** Do this **
Every entry should be repeated exactly. Omit the pictures.

<<<<

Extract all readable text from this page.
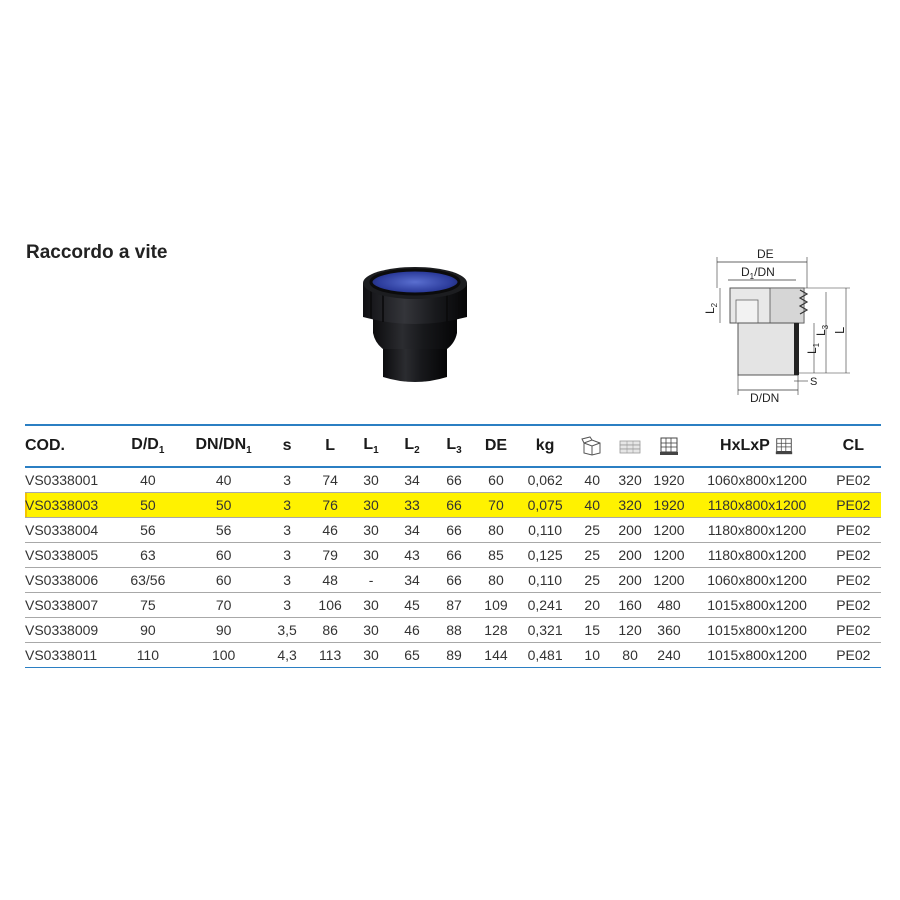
Raccordo a vite	DE
$D_1/DN$
$L_2$
$L_1$
$L_3$ L
S
D/DN
COD.	$D/D_1$	$DN/DN_1$	s	L	$L_1$	$L_2$	$L_3$	DE	kg				HxLxP	CL
VS0338001	40	40	3	74	30	34	66	60	0,062	40	320	1920	1060x800x1200	PE02
VS0338003	50	50	3	76	30	33	66	70	0,075	40	320	1920	1180x800x1200	PE02
VS0338004	56	56	3	46	30	34	66	80	0,110	25	200	1200	1180x800x1200	PE02
VS0338005	63	60	3	79	30	43	66	85	0,125	25	200	1200	1180x800x1200	PE02
VS0338006	63/56	60	3	48	-	34	66	80	0,110	25	200	1200	1060x800x1200	PE02
VS0338007	75	70	3	106	30	45	87	109	0,241	20	160	480	1015x800x1200	PE02
VS0338009	90	90	3,5	86	30	46	88	128	0,321	15	120	360	1015x800x1200	PE02
VS0338011	110	100	4,3	113	30	65	89	144	0,481	10	80	240	1015x800x1200	PE02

>>>>

** Solution to this exercise **
Extract all readable text from this page.
Raccordo a vite	DE
$D_1/DN$
$L_2$
$L_1$
$L_3$ L
S
D/DN
COD.	$D/D_1$	$DN/DN_1$	s	L	$L_1$	$L_2$	$L_3$	DE	kg				HxLxP	CL
VS0338001	40	40	3	74	30	34	66	60	0,062	40	320	1920	1060x800x1200	PE02
VS0338003	50	50	3	76	30	33	66	70	0,075	40	320	1920	1180x800x1200	PE02
VS0338004	56	56	3	46	30	34	66	80	0,110	25	200	1200	1180x800x1200	PE02
VS0338005	63	60	3	79	30	43	66	85	0,125	25	200	1200	1180x800x1200	PE02
VS0338006	63/56	60	3	48	-	34	66	80	0,110	25	200	1200	1060x800x1200	PE02
VS0338007	75	70	3	106	30	45	87	109	0,241	20	160	480	1015x800x1200	PE02
VS0338009	90	90	3,5	86	30	46	88	128	0,321	15	120	360	1015x800x1200	PE02
VS0338011	110	100	4,3	113	30	65	89	144	0,481	10	80	240	1015x800x1200	PE02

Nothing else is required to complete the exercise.